::: Data for processing :::

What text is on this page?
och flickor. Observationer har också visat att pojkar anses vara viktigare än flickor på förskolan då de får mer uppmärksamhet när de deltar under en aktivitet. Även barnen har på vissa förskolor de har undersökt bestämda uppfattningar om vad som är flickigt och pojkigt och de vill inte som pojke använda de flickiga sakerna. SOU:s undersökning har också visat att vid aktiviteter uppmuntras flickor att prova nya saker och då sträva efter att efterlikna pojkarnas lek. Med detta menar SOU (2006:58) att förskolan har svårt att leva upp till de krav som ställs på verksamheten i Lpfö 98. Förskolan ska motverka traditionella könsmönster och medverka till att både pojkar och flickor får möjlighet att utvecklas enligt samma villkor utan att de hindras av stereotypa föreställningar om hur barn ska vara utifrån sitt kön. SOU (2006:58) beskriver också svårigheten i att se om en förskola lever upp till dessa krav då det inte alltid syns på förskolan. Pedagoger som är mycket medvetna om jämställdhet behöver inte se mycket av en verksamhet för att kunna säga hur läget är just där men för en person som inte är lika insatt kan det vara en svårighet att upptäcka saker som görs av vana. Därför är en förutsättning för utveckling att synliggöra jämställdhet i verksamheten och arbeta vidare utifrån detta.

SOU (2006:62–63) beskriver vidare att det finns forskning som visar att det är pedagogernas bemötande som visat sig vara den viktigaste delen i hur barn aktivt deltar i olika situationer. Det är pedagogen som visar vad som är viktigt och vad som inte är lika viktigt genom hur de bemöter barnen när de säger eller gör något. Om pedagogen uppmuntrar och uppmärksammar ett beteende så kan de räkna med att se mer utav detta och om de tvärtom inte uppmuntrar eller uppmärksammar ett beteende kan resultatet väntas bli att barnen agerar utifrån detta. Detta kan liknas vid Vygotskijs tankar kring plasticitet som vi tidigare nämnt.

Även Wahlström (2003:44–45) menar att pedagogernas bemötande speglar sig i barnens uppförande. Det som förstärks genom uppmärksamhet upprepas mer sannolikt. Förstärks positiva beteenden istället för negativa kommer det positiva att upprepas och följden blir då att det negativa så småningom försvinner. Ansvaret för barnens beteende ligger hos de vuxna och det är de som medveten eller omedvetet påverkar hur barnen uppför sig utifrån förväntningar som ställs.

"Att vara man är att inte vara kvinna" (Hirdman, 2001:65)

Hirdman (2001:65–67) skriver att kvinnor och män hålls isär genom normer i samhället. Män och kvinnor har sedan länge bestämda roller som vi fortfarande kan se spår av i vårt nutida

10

:::

Search the entries for the word "genom" and pick out every line that holds it.

SOU (2006:62–63) beskriver vidare att det finns forskning som visar att det är pedagogernas bemötande som visat sig vara den viktigaste delen i hur barn aktivt deltar i olika situationer. Det är pedagogen som visar vad som är viktigt och vad som inte är lika viktigt genom hur de bemöter barnen när de säger eller gör något. Om pedagogen uppmuntrar och uppmärksammar ett beteende så kan de räkna med att se mer utav detta och om de tvärtom inte uppmuntrar eller uppmärksammar ett beteende kan resultatet väntas bli att barnen agerar utifrån detta. Detta kan liknas vid Vygotskijs tankar kring plasticitet som vi tidigare nämnt.
Även Wahlström (2003:44–45) menar att pedagogernas bemötande speglar sig i barnens uppförande. Det som förstärks genom uppmärksamhet upprepas mer sannolikt. Förstärks positiva beteenden istället för negativa kommer det positiva att upprepas och följden blir då att det negativa så småningom försvinner. Ansvaret för barnens beteende ligger hos de vuxna och det är de som medveten eller omedvetet påverkar hur barnen uppför sig utifrån förväntningar som ställs.
Hirdman (2001:65–67) skriver att kvinnor och män hålls isär genom normer i samhället. Män och kvinnor har sedan länge bestämda roller som vi fortfarande kan se spår av i vårt nutida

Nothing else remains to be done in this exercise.